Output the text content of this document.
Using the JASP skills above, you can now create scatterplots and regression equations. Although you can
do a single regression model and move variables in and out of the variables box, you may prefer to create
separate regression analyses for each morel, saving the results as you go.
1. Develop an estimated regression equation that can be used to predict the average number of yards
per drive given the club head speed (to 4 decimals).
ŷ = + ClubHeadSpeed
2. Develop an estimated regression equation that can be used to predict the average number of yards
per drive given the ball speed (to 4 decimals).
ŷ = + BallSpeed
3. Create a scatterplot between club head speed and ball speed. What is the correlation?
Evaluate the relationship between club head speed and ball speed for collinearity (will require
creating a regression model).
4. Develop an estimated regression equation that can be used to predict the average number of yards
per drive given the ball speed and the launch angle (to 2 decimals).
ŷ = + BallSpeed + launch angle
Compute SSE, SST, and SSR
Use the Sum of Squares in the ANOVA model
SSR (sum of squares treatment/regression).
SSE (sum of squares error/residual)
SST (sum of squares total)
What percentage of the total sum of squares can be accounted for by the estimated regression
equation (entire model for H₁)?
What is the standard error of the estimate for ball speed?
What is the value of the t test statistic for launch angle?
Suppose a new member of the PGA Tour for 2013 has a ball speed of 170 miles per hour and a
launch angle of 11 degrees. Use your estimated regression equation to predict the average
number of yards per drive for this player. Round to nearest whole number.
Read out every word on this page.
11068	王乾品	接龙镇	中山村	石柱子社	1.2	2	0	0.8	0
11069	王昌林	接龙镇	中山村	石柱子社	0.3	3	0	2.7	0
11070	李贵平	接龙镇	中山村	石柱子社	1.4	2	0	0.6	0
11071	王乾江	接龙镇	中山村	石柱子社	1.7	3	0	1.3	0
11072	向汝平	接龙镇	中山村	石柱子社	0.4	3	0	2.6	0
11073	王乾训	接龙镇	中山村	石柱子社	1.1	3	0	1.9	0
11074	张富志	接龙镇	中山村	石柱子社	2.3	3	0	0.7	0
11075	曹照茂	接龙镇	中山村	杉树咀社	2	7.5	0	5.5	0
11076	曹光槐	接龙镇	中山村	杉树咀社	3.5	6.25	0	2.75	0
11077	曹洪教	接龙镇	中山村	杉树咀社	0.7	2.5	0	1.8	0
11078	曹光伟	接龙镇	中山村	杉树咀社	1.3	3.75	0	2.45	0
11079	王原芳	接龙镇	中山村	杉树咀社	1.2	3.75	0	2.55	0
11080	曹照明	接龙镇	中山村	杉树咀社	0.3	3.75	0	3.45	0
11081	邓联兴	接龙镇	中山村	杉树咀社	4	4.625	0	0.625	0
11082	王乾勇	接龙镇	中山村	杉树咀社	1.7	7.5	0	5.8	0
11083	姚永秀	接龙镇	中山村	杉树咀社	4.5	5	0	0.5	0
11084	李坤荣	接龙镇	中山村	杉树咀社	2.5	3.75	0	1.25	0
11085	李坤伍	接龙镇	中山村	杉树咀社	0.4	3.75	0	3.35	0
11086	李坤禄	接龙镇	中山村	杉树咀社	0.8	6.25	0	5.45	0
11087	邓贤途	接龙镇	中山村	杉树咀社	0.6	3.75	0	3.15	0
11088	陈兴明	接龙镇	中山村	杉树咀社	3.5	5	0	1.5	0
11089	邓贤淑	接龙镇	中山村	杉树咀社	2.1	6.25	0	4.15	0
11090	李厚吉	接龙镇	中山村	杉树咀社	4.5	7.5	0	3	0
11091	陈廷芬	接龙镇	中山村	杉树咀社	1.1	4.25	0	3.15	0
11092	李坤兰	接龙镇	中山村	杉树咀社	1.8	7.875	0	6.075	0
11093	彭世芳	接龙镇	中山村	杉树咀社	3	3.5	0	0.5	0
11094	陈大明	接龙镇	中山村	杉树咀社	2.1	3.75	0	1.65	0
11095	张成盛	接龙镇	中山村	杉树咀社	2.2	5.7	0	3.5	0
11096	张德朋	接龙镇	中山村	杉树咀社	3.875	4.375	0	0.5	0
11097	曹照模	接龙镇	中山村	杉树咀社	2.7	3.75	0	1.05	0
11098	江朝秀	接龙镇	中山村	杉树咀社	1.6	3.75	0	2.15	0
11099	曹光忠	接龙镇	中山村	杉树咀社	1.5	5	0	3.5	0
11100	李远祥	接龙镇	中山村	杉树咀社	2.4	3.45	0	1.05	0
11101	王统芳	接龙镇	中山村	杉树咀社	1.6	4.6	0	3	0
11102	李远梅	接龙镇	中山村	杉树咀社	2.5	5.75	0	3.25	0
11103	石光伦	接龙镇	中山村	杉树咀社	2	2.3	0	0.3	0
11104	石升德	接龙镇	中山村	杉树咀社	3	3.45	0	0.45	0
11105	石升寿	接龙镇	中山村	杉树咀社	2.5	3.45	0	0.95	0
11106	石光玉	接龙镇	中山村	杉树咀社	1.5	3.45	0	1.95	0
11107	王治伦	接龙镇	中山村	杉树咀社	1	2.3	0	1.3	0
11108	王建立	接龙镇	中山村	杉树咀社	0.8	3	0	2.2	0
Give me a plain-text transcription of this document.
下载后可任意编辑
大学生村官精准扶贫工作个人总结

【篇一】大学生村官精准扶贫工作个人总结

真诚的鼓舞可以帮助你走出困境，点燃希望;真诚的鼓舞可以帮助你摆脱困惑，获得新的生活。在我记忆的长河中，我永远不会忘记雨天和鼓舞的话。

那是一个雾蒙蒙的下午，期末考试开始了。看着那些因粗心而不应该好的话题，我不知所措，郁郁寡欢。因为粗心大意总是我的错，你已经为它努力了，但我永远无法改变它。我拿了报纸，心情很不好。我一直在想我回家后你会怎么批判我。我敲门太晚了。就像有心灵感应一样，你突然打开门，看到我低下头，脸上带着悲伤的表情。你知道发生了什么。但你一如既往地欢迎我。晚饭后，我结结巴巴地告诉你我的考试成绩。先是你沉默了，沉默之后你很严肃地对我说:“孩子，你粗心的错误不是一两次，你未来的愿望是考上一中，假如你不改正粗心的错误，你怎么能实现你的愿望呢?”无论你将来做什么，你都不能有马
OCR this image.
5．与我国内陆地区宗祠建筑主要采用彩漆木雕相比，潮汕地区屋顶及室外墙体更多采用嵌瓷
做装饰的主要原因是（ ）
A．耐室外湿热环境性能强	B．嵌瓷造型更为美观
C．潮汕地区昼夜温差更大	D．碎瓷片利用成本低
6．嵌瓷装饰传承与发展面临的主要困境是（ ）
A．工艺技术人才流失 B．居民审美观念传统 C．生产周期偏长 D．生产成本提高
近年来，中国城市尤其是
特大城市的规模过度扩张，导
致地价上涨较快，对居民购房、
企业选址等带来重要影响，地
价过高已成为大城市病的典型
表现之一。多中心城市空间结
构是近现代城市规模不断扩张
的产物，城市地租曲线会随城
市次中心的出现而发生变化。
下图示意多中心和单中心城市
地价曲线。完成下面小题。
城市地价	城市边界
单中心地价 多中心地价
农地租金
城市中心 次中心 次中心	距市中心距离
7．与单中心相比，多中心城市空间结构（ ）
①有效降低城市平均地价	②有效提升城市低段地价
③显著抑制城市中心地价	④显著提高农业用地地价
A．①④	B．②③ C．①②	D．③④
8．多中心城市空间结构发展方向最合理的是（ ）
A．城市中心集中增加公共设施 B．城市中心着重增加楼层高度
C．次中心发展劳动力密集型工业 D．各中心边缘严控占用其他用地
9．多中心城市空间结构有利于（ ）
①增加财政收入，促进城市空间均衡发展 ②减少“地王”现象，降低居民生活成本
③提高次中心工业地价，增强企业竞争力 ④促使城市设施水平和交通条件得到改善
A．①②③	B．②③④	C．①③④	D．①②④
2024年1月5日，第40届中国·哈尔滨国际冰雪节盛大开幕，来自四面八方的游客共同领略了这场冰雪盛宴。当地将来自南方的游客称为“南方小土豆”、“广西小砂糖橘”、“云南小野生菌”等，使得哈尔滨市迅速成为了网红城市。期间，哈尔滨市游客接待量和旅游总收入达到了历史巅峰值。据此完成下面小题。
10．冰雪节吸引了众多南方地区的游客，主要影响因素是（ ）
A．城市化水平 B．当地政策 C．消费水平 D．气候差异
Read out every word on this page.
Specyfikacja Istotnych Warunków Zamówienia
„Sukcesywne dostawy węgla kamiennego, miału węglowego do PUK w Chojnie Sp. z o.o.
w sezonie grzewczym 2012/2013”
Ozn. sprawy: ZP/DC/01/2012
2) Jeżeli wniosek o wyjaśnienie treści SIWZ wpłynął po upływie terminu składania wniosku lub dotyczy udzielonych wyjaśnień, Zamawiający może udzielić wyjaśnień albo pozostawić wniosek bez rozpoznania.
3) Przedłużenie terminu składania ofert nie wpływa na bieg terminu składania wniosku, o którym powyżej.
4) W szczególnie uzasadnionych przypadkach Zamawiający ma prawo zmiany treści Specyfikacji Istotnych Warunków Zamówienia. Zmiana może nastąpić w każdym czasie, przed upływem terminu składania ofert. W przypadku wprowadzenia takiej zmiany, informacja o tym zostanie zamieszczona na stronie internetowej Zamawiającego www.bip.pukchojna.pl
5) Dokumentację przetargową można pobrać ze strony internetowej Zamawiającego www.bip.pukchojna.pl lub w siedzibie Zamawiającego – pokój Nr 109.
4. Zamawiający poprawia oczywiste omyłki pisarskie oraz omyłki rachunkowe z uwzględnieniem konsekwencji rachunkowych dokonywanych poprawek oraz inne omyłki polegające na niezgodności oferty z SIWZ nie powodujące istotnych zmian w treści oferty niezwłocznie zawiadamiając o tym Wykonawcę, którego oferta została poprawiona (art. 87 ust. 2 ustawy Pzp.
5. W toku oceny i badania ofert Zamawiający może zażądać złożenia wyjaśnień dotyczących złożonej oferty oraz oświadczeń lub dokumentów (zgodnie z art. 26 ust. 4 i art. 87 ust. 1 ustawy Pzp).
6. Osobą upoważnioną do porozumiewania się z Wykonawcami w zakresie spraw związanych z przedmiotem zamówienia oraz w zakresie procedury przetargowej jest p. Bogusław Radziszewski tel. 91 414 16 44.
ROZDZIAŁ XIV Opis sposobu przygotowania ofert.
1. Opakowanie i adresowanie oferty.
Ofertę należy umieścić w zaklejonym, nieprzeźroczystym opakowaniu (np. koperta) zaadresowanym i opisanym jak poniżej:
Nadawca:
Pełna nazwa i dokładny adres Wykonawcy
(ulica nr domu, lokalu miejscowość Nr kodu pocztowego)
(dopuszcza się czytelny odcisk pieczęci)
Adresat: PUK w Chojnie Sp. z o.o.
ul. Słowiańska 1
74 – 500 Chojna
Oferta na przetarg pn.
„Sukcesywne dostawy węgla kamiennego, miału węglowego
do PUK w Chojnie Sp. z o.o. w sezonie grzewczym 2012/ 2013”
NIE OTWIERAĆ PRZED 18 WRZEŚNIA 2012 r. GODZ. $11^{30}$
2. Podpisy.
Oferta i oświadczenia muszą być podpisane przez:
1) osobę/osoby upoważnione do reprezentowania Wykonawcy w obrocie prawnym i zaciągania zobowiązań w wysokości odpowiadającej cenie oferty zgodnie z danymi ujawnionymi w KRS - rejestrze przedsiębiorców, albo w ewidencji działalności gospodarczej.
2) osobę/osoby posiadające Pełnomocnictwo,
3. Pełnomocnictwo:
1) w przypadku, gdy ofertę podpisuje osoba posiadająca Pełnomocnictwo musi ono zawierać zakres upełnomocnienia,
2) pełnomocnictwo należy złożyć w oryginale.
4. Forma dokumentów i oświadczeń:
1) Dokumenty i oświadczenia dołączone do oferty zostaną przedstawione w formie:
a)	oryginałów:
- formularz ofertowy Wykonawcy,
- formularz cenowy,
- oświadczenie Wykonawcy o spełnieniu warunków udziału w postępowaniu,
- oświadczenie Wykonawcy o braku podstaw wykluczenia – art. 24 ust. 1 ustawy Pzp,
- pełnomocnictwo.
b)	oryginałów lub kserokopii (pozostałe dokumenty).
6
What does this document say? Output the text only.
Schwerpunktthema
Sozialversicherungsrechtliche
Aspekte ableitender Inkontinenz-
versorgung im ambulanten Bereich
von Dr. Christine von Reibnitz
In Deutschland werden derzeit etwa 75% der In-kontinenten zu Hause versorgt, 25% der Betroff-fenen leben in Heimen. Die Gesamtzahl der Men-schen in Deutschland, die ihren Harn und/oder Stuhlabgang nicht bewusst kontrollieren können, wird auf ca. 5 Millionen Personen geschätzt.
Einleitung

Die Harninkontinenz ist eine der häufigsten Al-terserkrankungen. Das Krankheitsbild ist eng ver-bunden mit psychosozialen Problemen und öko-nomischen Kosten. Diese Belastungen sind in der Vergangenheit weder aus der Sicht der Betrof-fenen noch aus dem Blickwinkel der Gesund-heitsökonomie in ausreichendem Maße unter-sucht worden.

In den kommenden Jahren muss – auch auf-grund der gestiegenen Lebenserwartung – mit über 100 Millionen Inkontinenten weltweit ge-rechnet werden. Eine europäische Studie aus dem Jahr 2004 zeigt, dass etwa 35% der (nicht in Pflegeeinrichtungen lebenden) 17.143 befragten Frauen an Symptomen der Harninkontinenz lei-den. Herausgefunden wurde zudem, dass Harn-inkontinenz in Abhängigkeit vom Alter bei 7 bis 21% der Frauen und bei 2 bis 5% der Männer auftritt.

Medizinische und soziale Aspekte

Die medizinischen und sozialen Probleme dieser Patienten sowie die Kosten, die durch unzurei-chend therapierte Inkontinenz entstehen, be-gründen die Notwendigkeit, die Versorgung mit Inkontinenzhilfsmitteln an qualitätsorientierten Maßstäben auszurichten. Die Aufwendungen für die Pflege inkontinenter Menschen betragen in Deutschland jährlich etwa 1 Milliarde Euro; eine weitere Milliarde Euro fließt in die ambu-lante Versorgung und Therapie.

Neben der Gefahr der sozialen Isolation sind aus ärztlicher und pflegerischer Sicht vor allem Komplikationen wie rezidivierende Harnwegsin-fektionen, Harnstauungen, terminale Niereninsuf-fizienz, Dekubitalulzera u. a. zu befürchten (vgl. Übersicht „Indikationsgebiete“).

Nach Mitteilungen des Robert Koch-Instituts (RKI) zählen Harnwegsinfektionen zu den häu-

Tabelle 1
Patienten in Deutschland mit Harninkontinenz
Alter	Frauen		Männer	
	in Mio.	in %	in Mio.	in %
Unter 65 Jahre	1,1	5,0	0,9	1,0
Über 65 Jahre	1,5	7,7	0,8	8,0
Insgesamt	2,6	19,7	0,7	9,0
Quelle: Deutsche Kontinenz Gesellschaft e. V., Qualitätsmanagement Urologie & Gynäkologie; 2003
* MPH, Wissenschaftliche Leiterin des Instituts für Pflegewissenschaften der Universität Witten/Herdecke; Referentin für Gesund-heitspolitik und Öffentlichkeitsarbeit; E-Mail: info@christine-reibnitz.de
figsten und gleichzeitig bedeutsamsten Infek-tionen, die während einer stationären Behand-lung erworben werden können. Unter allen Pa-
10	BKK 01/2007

_SET EXERCISE:_
Report the number of lines above that contain the word "können", and only that number.

_TASK RESULT:_
2